-- Start of Supplied entries --

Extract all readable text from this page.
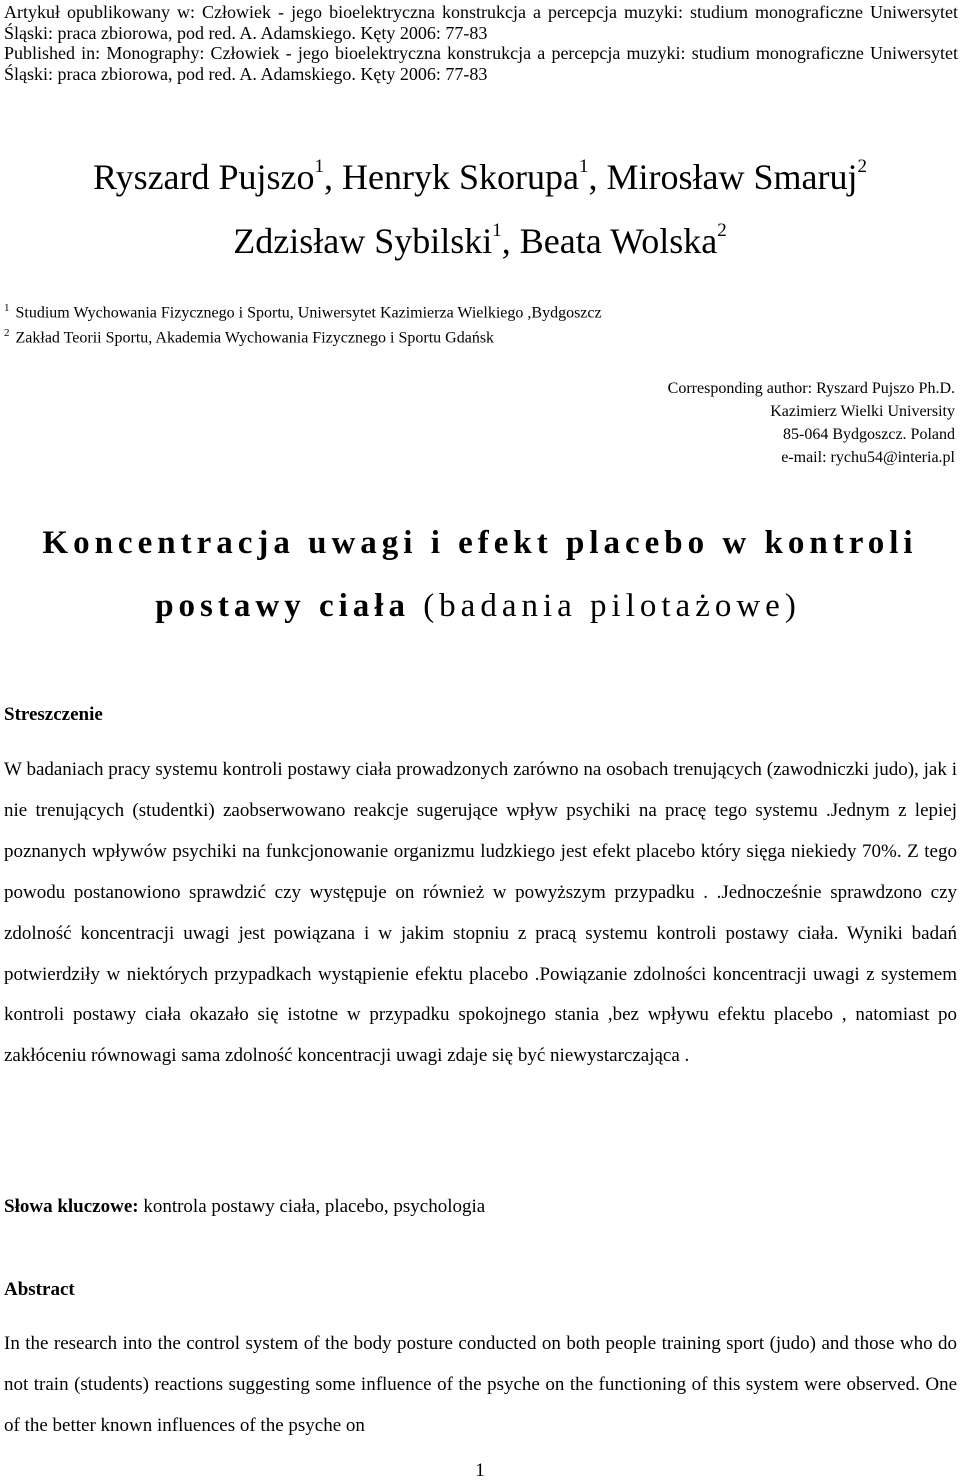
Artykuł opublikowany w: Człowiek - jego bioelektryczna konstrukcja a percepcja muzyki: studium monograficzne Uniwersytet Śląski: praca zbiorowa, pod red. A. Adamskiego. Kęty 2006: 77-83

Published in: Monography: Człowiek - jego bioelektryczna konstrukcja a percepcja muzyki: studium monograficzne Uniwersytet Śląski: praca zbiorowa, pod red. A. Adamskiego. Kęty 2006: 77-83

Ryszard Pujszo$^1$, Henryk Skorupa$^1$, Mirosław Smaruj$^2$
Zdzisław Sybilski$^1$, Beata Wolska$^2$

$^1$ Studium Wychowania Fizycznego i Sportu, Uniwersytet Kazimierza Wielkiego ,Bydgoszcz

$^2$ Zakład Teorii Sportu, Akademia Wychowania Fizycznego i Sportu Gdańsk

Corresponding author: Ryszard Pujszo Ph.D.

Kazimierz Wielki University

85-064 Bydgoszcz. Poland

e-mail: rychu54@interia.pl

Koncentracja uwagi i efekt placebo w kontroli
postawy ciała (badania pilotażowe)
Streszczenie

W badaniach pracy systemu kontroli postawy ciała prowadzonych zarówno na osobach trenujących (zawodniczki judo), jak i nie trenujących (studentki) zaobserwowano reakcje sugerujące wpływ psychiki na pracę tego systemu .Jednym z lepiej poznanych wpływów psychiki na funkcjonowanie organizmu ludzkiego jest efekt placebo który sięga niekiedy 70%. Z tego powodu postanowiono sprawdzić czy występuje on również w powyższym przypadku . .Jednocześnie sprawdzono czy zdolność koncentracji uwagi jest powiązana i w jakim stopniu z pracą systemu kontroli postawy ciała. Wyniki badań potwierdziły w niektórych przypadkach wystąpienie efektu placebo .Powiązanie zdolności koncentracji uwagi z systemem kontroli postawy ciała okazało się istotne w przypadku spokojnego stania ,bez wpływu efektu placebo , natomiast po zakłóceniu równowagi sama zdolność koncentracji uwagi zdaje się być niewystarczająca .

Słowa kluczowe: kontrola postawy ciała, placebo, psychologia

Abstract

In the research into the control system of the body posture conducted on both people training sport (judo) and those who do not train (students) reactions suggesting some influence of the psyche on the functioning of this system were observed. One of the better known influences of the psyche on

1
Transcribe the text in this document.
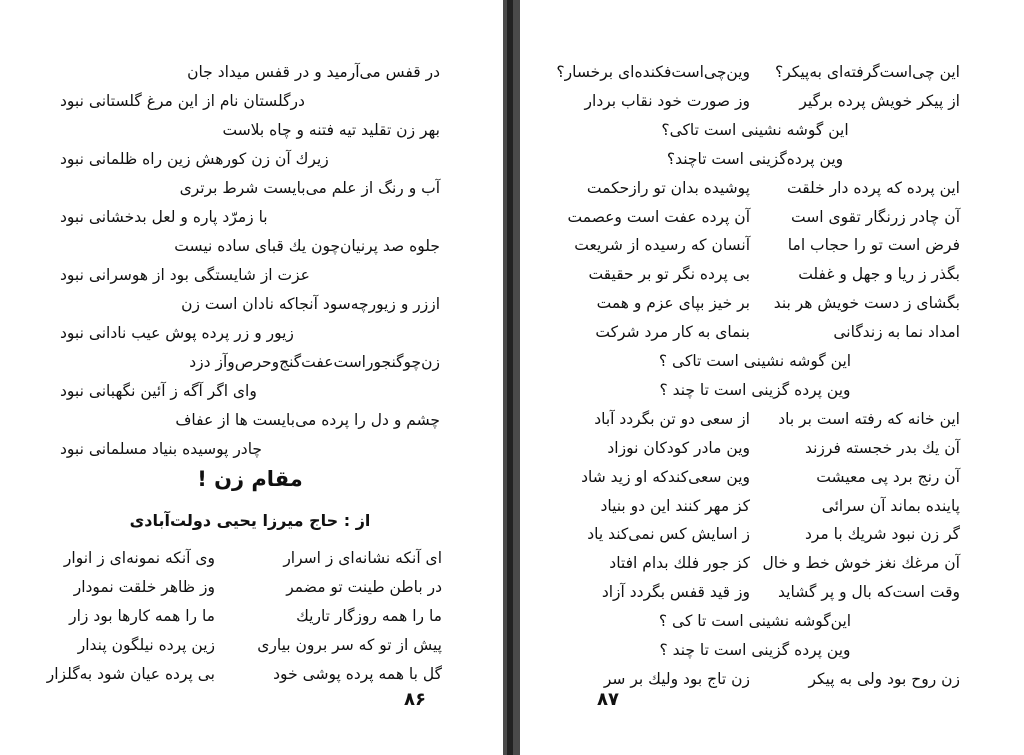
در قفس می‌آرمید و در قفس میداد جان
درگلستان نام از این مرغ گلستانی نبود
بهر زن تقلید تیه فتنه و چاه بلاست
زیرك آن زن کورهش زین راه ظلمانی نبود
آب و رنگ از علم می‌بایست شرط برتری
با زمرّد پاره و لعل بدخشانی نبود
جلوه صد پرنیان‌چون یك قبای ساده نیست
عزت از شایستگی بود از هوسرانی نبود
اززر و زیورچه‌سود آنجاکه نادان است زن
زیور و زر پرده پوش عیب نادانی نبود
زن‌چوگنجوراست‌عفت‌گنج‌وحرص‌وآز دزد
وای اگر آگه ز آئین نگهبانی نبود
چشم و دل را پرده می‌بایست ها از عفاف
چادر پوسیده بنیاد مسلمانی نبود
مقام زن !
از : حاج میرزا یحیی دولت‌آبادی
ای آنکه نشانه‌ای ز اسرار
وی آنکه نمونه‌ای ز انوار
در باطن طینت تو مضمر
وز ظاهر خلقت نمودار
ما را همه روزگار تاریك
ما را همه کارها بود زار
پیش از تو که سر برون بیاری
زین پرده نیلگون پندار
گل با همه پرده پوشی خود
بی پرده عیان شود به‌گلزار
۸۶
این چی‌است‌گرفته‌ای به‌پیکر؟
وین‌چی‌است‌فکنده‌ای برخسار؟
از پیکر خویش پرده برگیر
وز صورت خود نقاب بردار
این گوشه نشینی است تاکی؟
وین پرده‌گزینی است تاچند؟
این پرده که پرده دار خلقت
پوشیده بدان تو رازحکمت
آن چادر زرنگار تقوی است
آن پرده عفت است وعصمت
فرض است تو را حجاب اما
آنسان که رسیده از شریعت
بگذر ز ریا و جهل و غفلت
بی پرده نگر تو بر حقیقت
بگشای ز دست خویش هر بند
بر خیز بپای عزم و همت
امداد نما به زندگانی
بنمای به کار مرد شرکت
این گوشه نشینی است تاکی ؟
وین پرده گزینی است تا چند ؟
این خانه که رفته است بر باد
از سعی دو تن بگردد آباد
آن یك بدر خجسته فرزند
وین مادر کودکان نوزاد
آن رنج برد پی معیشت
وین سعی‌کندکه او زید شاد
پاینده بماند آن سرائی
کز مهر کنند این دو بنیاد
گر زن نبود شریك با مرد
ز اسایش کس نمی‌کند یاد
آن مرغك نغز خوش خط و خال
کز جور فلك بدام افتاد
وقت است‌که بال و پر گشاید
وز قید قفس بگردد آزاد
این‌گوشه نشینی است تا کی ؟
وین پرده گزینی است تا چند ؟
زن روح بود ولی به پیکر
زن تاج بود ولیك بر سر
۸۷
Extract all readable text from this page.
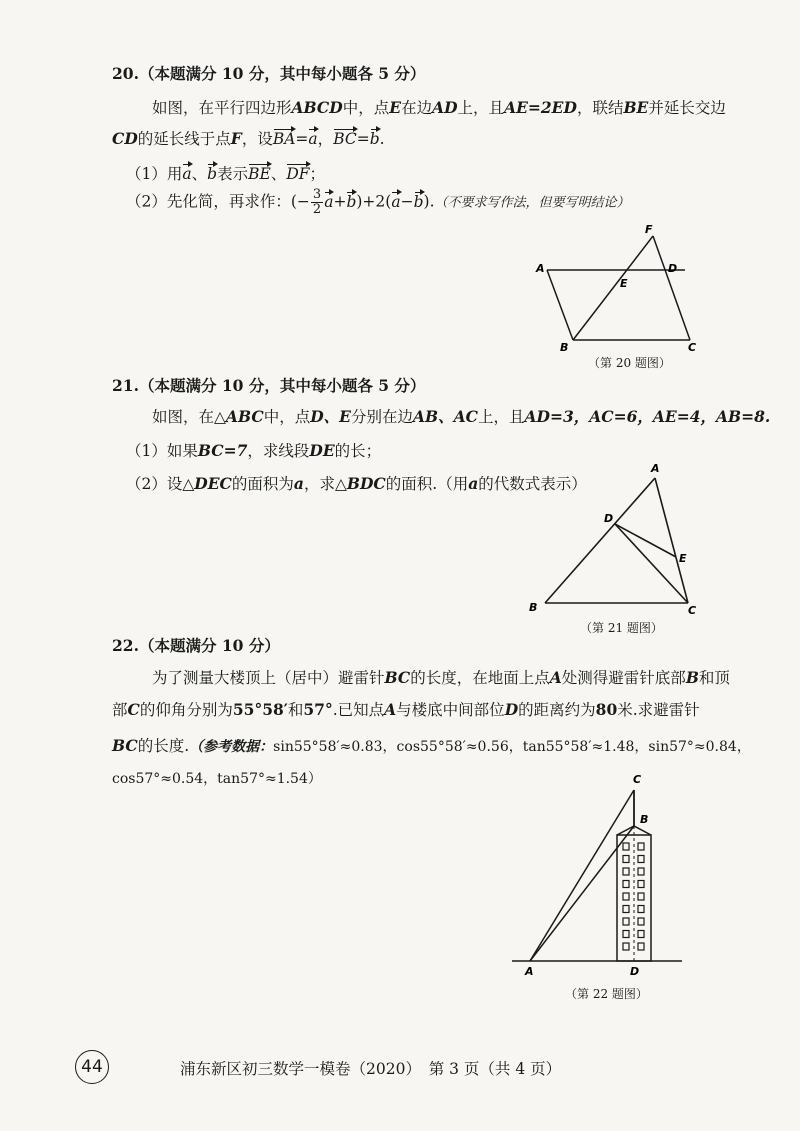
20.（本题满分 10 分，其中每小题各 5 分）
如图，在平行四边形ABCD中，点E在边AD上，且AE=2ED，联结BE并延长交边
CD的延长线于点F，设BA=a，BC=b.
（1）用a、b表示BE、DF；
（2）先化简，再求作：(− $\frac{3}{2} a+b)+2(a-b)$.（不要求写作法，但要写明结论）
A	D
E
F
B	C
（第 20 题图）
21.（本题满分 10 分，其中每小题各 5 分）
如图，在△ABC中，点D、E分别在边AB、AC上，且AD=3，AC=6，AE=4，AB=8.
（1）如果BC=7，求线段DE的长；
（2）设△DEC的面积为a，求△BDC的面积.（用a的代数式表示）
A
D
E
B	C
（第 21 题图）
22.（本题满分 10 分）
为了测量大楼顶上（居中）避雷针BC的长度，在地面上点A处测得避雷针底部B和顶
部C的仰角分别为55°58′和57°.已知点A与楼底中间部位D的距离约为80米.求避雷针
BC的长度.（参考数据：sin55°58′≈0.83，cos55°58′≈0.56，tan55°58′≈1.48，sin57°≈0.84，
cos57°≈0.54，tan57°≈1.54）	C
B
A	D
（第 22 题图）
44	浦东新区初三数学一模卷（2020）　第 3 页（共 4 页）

-- End of Supplied entries --

- Task to carry out
Strip out the images, then output the records above word for word.

- Task solution
Extract all readable text from this page.
Artykuł opublikowany w: Człowiek - jego bioelektryczna konstrukcja a percepcja muzyki: studium monograficzne Uniwersytet Śląski: praca zbiorowa, pod red. A. Adamskiego. Kęty 2006: 77-83

Published in: Monography: Człowiek - jego bioelektryczna konstrukcja a percepcja muzyki: studium monograficzne Uniwersytet Śląski: praca zbiorowa, pod red. A. Adamskiego. Kęty 2006: 77-83

Ryszard Pujszo$^1$, Henryk Skorupa$^1$, Mirosław Smaruj$^2$
Zdzisław Sybilski$^1$, Beata Wolska$^2$

$^1$ Studium Wychowania Fizycznego i Sportu, Uniwersytet Kazimierza Wielkiego ,Bydgoszcz

$^2$ Zakład Teorii Sportu, Akademia Wychowania Fizycznego i Sportu Gdańsk

Corresponding author: Ryszard Pujszo Ph.D.

Kazimierz Wielki University

85-064 Bydgoszcz. Poland

e-mail: rychu54@interia.pl

Koncentracja uwagi i efekt placebo w kontroli
postawy ciała (badania pilotażowe)
Streszczenie

W badaniach pracy systemu kontroli postawy ciała prowadzonych zarówno na osobach trenujących (zawodniczki judo), jak i nie trenujących (studentki) zaobserwowano reakcje sugerujące wpływ psychiki na pracę tego systemu .Jednym z lepiej poznanych wpływów psychiki na funkcjonowanie organizmu ludzkiego jest efekt placebo który sięga niekiedy 70%. Z tego powodu postanowiono sprawdzić czy występuje on również w powyższym przypadku . .Jednocześnie sprawdzono czy zdolność koncentracji uwagi jest powiązana i w jakim stopniu z pracą systemu kontroli postawy ciała. Wyniki badań potwierdziły w niektórych przypadkach wystąpienie efektu placebo .Powiązanie zdolności koncentracji uwagi z systemem kontroli postawy ciała okazało się istotne w przypadku spokojnego stania ,bez wpływu efektu placebo , natomiast po zakłóceniu równowagi sama zdolność koncentracji uwagi zdaje się być niewystarczająca .

Słowa kluczowe: kontrola postawy ciała, placebo, psychologia

Abstract

In the research into the control system of the body posture conducted on both people training sport (judo) and those who do not train (students) reactions suggesting some influence of the psyche on the functioning of this system were observed. One of the better known influences of the psyche on

1
Transcribe the text in this document.
در قفس می‌آرمید و در قفس میداد جان
درگلستان نام از این مرغ گلستانی نبود
بهر زن تقلید تیه فتنه و چاه بلاست
زیرك آن زن کورهش زین راه ظلمانی نبود
آب و رنگ از علم می‌بایست شرط برتری
با زمرّد پاره و لعل بدخشانی نبود
جلوه صد پرنیان‌چون یك قبای ساده نیست
عزت از شایستگی بود از هوسرانی نبود
اززر و زیورچه‌سود آنجاکه نادان است زن
زیور و زر پرده پوش عیب نادانی نبود
زن‌چوگنجوراست‌عفت‌گنج‌وحرص‌وآز دزد
وای اگر آگه ز آئین نگهبانی نبود
چشم و دل را پرده می‌بایست ها از عفاف
چادر پوسیده بنیاد مسلمانی نبود
مقام زن !
از : حاج میرزا یحیی دولت‌آبادی
ای آنکه نشانه‌ای ز اسرار
وی آنکه نمونه‌ای ز انوار
در باطن طینت تو مضمر
وز ظاهر خلقت نمودار
ما را همه روزگار تاریك
ما را همه کارها بود زار
پیش از تو که سر برون بیاری
زین پرده نیلگون پندار
گل با همه پرده پوشی خود
بی پرده عیان شود به‌گلزار
۸۶
این چی‌است‌گرفته‌ای به‌پیکر؟
وین‌چی‌است‌فکنده‌ای برخسار؟
از پیکر خویش پرده برگیر
وز صورت خود نقاب بردار
این گوشه نشینی است تاکی؟
وین پرده‌گزینی است تاچند؟
این پرده که پرده دار خلقت
پوشیده بدان تو رازحکمت
آن چادر زرنگار تقوی است
آن پرده عفت است وعصمت
فرض است تو را حجاب اما
آنسان که رسیده از شریعت
بگذر ز ریا و جهل و غفلت
بی پرده نگر تو بر حقیقت
بگشای ز دست خویش هر بند
بر خیز بپای عزم و همت
امداد نما به زندگانی
بنمای به کار مرد شرکت
این گوشه نشینی است تاکی ؟
وین پرده گزینی است تا چند ؟
این خانه که رفته است بر باد
از سعی دو تن بگردد آباد
آن یك بدر خجسته فرزند
وین مادر کودکان نوزاد
آن رنج برد پی معیشت
وین سعی‌کندکه او زید شاد
پاینده بماند آن سرائی
کز مهر کنند این دو بنیاد
گر زن نبود شریك با مرد
ز اسایش کس نمی‌کند یاد
آن مرغك نغز خوش خط و خال
کز جور فلك بدام افتاد
وقت است‌که بال و پر گشاید
وز قید قفس بگردد آزاد
این‌گوشه نشینی است تا کی ؟
وین پرده گزینی است تا چند ؟
زن روح بود ولی به پیکر
زن تاج بود ولیك بر سر
۸۷
Extract all readable text from this page.
20.（本题满分 10 分，其中每小题各 5 分）
如图，在平行四边形ABCD中，点E在边AD上，且AE=2ED，联结BE并延长交边
CD的延长线于点F，设BA=a，BC=b.
（1）用a、b表示BE、DF；
（2）先化简，再求作：(− $\frac{3}{2} a+b)+2(a-b)$.（不要求写作法，但要写明结论）
A	D
E
F
B	C
（第 20 题图）
21.（本题满分 10 分，其中每小题各 5 分）
如图，在△ABC中，点D、E分别在边AB、AC上，且AD=3，AC=6，AE=4，AB=8.
（1）如果BC=7，求线段DE的长；
（2）设△DEC的面积为a，求△BDC的面积.（用a的代数式表示）
A
D
E
B	C
（第 21 题图）
22.（本题满分 10 分）
为了测量大楼顶上（居中）避雷针BC的长度，在地面上点A处测得避雷针底部B和顶
部C的仰角分别为55°58′和57°.已知点A与楼底中间部位D的距离约为80米.求避雷针
BC的长度.（参考数据：sin55°58′≈0.83，cos55°58′≈0.56，tan55°58′≈1.48，sin57°≈0.84，
cos57°≈0.54，tan57°≈1.54）	C
B
A	D
（第 22 题图）
44	浦东新区初三数学一模卷（2020）　第 3 页（共 4 页）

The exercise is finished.